╔══
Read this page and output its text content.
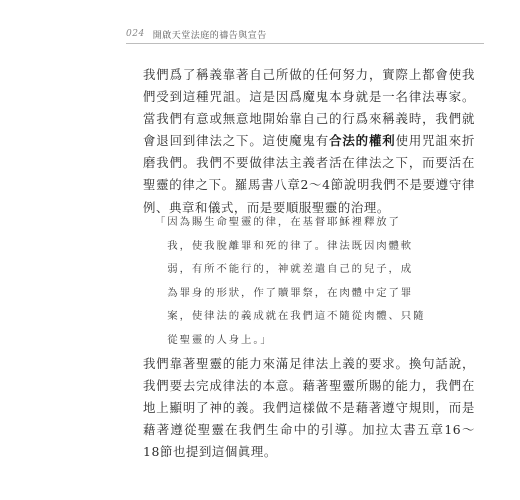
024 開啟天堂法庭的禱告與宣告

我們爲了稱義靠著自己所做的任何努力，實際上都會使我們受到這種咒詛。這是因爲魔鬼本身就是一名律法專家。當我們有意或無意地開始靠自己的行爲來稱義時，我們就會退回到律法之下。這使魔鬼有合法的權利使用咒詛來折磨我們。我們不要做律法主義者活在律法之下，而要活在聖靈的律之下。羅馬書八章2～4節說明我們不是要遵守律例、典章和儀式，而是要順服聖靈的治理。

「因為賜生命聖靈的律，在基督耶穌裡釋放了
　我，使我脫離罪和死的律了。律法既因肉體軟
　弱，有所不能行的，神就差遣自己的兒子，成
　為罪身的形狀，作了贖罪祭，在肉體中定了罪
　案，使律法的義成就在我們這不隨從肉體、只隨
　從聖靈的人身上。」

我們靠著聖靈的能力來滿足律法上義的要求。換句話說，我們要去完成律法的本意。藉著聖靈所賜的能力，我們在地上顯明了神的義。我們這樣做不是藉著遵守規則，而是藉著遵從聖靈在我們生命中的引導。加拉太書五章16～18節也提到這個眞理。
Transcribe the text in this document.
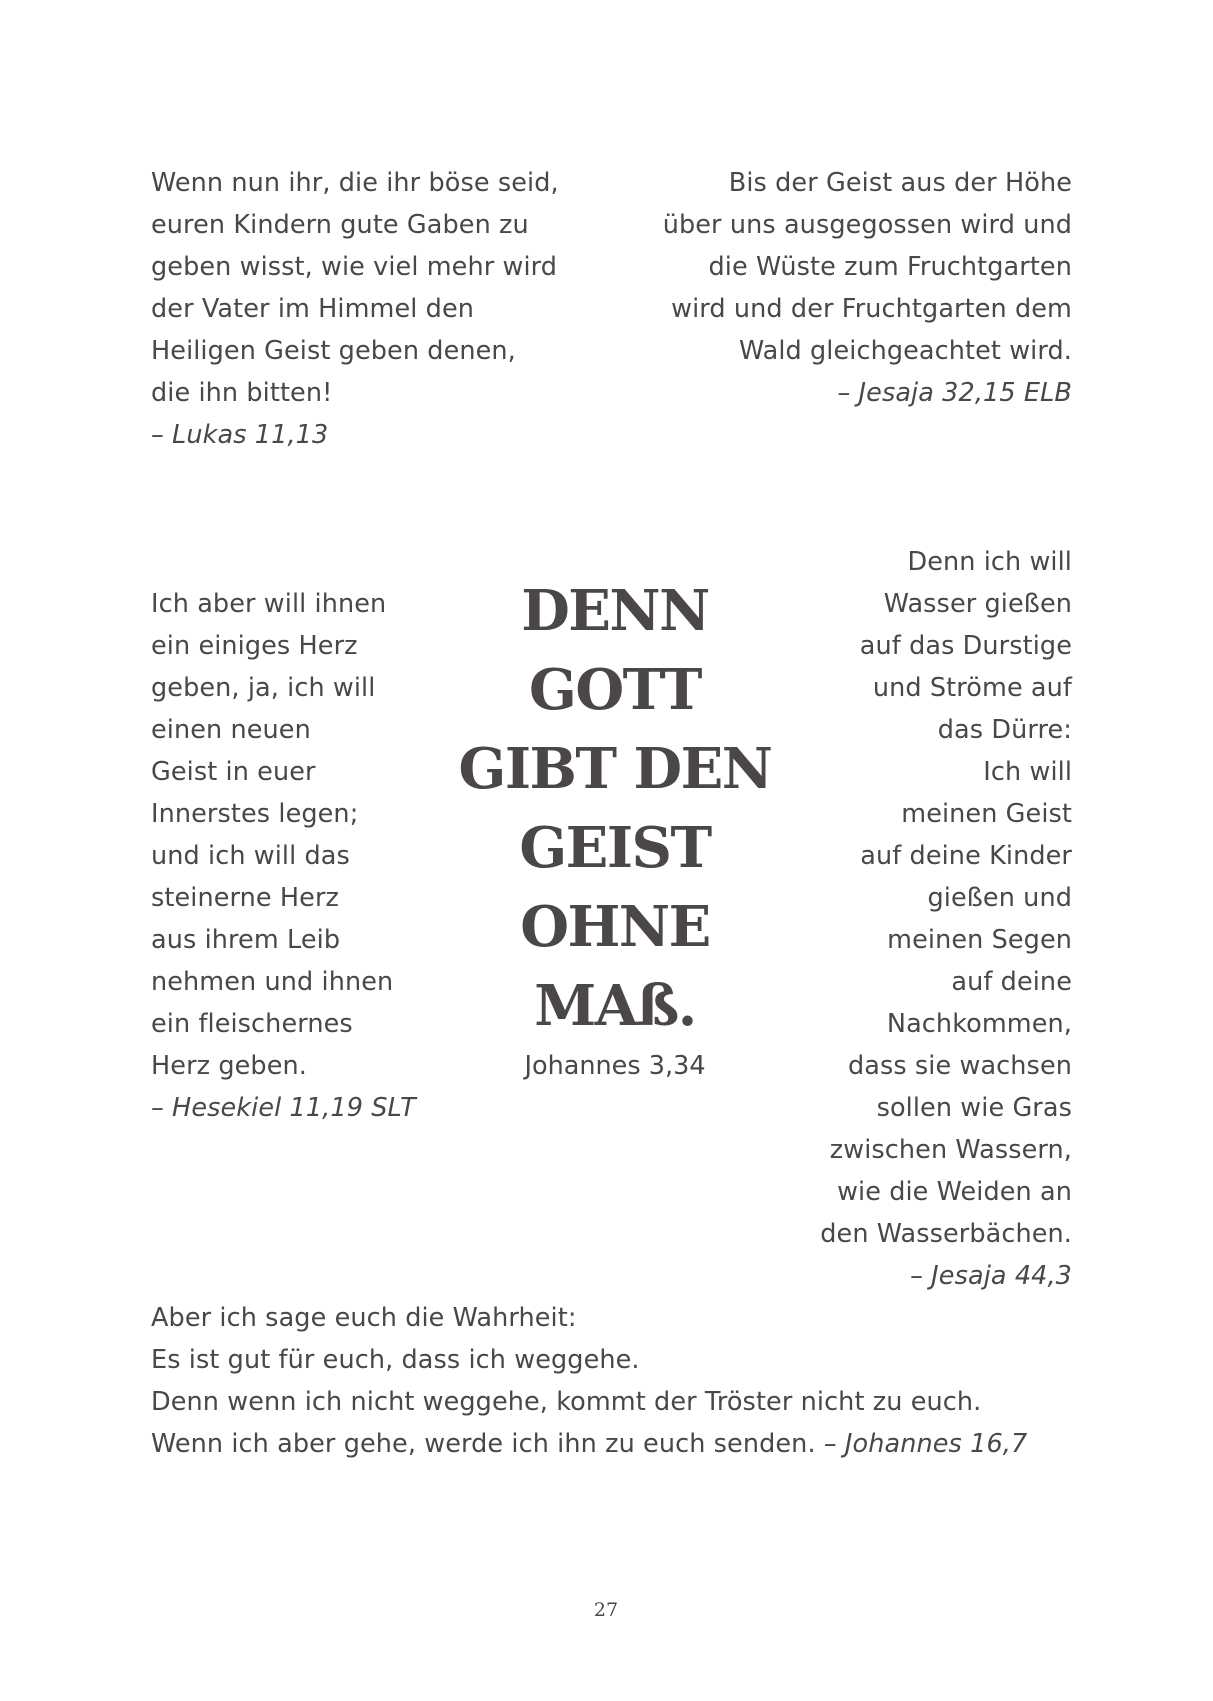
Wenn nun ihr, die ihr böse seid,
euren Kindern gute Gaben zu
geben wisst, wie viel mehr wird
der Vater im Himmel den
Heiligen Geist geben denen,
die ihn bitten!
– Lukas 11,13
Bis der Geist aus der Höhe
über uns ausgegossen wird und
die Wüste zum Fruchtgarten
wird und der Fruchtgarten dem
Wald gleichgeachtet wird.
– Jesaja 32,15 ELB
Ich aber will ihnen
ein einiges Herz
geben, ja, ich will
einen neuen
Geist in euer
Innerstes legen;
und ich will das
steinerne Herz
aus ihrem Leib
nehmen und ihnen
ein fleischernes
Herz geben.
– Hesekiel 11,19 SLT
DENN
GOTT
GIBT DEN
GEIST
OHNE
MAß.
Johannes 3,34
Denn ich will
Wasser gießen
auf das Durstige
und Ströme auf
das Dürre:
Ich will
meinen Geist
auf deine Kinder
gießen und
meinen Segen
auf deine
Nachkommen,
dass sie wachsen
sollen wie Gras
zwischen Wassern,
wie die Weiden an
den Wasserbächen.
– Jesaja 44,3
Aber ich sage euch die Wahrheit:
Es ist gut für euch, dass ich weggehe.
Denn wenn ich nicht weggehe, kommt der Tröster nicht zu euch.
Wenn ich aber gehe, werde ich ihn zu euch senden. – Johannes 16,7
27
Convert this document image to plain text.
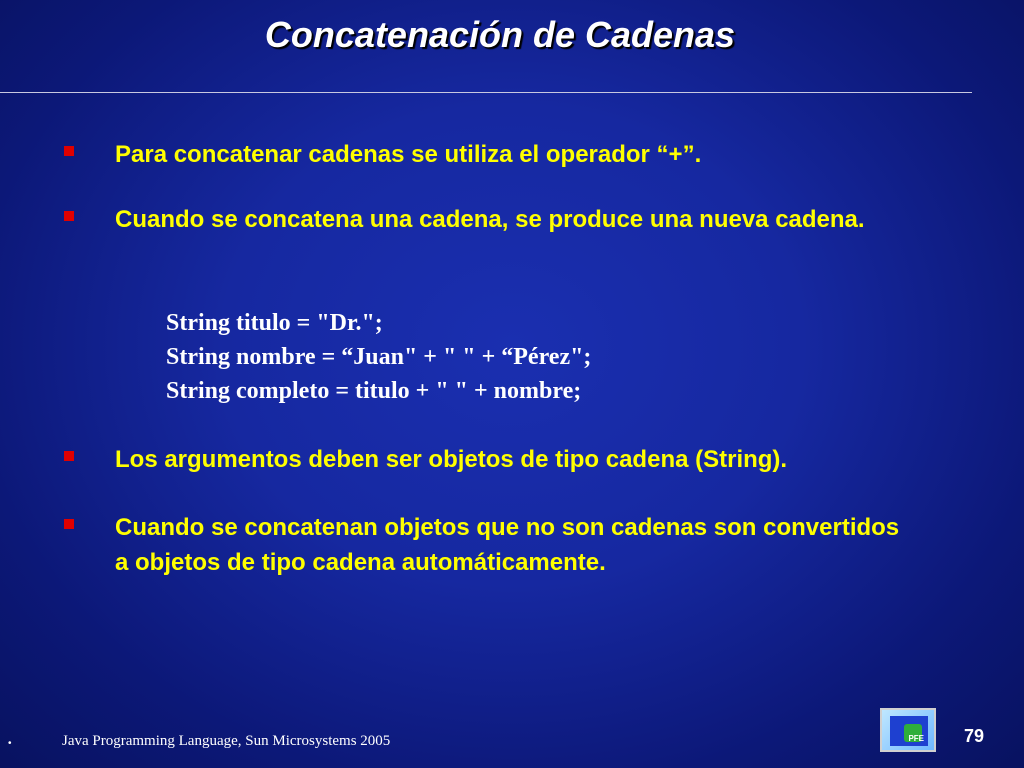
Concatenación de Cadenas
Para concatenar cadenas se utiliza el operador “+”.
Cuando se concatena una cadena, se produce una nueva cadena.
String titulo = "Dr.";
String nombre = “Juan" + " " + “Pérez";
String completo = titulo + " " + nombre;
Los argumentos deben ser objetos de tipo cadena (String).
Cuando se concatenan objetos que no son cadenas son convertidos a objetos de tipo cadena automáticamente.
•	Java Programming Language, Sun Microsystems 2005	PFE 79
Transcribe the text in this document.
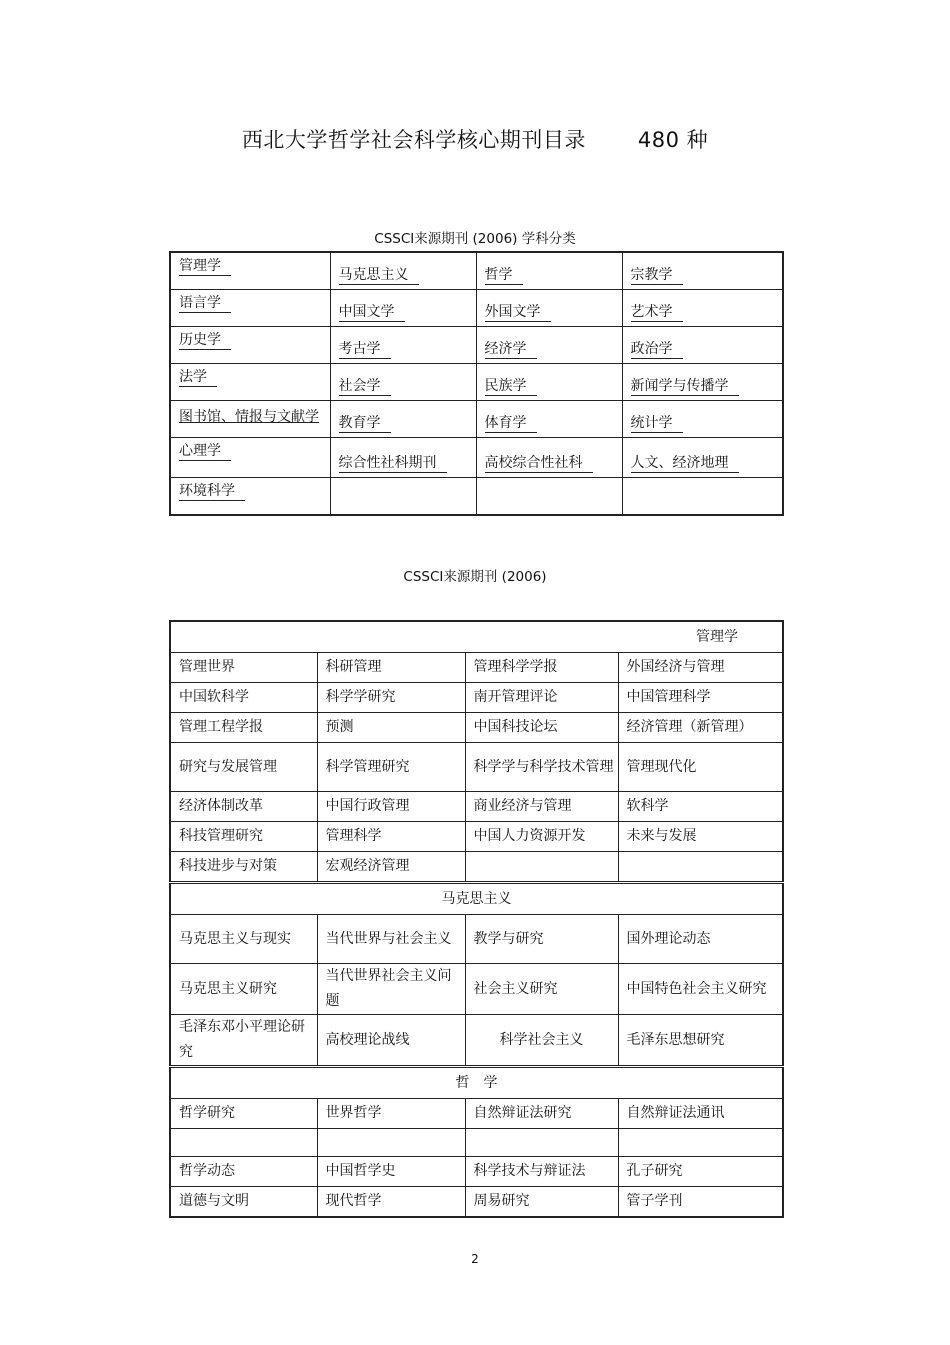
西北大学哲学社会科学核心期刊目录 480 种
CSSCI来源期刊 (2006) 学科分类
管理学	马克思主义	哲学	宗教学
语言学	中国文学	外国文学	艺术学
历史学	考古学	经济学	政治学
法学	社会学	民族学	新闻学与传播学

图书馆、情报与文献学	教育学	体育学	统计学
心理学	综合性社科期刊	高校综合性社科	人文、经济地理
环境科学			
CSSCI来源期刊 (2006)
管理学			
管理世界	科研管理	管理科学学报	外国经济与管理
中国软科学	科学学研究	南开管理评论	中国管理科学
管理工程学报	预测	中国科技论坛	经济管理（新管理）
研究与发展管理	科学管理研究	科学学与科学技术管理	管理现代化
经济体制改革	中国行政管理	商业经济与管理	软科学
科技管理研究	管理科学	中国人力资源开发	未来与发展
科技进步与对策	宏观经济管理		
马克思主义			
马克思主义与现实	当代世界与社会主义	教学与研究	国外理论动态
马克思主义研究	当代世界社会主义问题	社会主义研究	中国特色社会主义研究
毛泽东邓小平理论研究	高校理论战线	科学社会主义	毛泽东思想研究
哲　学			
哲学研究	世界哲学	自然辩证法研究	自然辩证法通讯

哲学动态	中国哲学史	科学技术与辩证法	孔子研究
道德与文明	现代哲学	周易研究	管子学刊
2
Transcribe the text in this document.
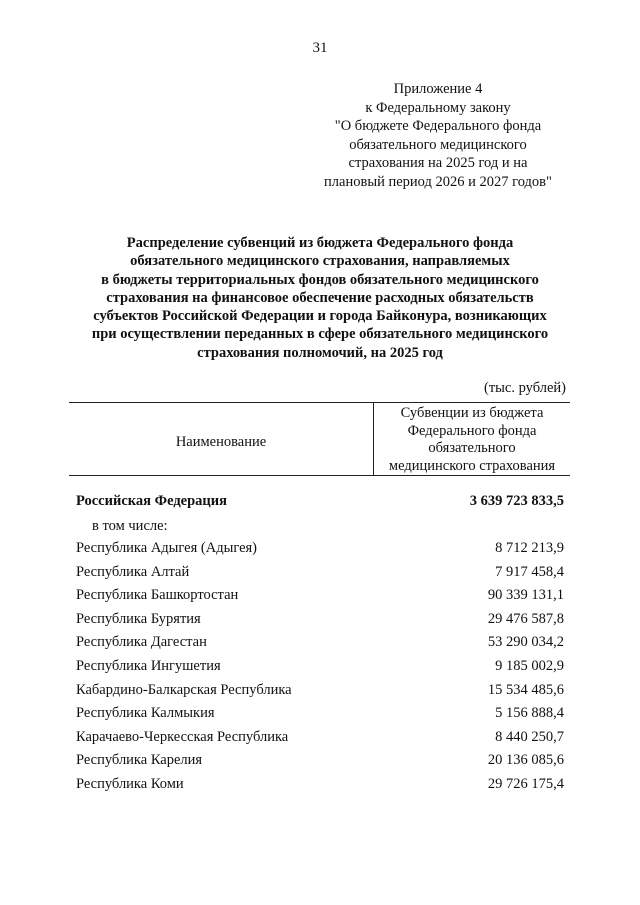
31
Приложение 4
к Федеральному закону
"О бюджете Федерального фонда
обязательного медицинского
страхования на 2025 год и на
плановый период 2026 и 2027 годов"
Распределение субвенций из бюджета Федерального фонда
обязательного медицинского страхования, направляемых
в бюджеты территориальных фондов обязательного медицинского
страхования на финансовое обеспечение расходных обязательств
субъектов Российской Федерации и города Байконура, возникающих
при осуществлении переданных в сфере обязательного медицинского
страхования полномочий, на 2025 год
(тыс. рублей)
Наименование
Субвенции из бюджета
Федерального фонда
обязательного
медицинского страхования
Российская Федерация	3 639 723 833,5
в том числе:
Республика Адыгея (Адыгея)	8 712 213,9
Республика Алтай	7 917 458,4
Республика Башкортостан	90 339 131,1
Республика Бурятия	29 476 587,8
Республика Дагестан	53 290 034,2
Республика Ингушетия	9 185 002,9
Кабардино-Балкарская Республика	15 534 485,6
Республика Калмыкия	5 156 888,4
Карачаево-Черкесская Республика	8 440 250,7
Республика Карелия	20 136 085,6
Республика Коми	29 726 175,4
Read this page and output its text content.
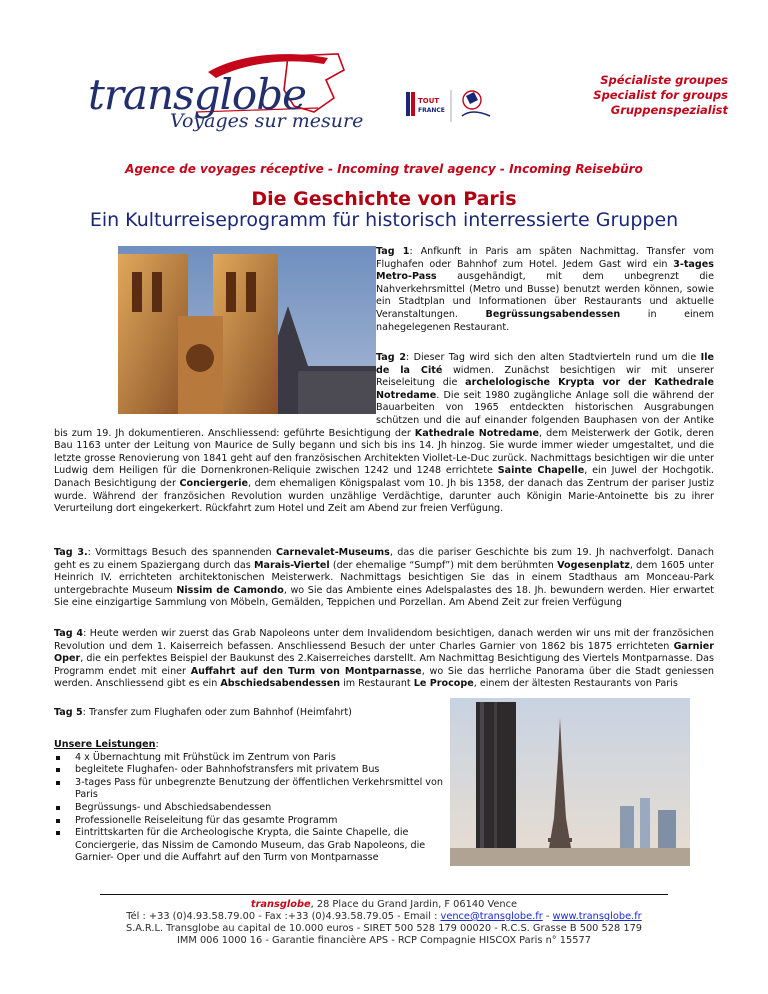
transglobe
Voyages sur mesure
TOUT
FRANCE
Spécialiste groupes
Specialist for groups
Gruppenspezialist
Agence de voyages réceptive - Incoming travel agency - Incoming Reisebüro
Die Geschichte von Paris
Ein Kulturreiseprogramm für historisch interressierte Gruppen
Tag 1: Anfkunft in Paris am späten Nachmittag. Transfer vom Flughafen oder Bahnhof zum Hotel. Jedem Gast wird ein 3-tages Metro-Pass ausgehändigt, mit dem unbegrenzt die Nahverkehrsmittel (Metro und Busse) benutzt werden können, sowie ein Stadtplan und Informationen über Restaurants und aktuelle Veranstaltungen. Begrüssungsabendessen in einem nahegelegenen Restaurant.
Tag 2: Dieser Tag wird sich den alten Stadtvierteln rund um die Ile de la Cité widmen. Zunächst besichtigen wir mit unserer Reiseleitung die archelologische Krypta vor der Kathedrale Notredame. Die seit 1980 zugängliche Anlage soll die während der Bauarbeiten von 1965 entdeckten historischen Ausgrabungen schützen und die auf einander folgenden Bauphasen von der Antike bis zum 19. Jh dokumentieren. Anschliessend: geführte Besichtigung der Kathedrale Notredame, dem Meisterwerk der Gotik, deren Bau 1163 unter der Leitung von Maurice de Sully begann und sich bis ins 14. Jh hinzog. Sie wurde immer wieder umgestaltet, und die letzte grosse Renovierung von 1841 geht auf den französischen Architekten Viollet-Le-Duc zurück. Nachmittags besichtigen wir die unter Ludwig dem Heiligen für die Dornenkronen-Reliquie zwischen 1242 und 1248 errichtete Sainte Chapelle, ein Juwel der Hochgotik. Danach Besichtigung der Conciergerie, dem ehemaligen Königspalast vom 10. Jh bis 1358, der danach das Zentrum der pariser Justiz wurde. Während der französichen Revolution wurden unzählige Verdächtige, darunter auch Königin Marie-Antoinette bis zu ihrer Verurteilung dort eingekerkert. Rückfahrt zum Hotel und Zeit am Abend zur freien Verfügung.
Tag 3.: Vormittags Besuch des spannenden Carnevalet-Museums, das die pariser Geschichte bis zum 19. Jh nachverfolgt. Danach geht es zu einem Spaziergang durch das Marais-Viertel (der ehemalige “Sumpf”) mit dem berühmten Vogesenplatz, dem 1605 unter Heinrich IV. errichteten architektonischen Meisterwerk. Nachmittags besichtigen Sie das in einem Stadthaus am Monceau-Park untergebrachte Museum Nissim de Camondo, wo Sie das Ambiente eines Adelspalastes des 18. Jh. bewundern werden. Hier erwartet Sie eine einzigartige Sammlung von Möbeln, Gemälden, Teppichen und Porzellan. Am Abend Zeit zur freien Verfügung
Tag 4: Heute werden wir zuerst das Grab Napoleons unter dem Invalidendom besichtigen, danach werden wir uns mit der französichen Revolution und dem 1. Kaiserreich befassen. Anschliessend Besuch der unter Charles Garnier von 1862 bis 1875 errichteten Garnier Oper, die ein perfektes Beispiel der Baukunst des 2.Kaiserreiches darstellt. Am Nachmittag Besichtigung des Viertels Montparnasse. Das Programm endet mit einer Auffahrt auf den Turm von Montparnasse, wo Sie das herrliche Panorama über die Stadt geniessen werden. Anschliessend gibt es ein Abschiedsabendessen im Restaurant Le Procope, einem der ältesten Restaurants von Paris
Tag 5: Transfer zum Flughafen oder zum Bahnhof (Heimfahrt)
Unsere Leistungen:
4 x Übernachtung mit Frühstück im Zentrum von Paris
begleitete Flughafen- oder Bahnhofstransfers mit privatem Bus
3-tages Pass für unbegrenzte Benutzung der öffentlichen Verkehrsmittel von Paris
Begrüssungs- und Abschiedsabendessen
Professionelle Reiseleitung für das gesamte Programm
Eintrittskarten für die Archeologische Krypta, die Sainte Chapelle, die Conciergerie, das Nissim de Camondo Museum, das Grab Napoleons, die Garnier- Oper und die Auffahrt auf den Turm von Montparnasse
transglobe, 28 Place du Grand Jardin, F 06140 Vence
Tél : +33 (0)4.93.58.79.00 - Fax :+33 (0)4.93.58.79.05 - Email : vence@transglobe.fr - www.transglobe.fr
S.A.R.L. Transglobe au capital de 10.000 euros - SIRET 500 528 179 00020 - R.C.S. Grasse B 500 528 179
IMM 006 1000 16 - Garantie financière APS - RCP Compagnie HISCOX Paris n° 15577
╚══
= WHAT THE TASK REQUIRES =
Look through the entries and find each line that has the string "фонда". Copy those lines.

= TASK SOLUTION =
"О бюджете Федерального фонда
Распределение субвенций из бюджета Федерального фонда
Федерального фонда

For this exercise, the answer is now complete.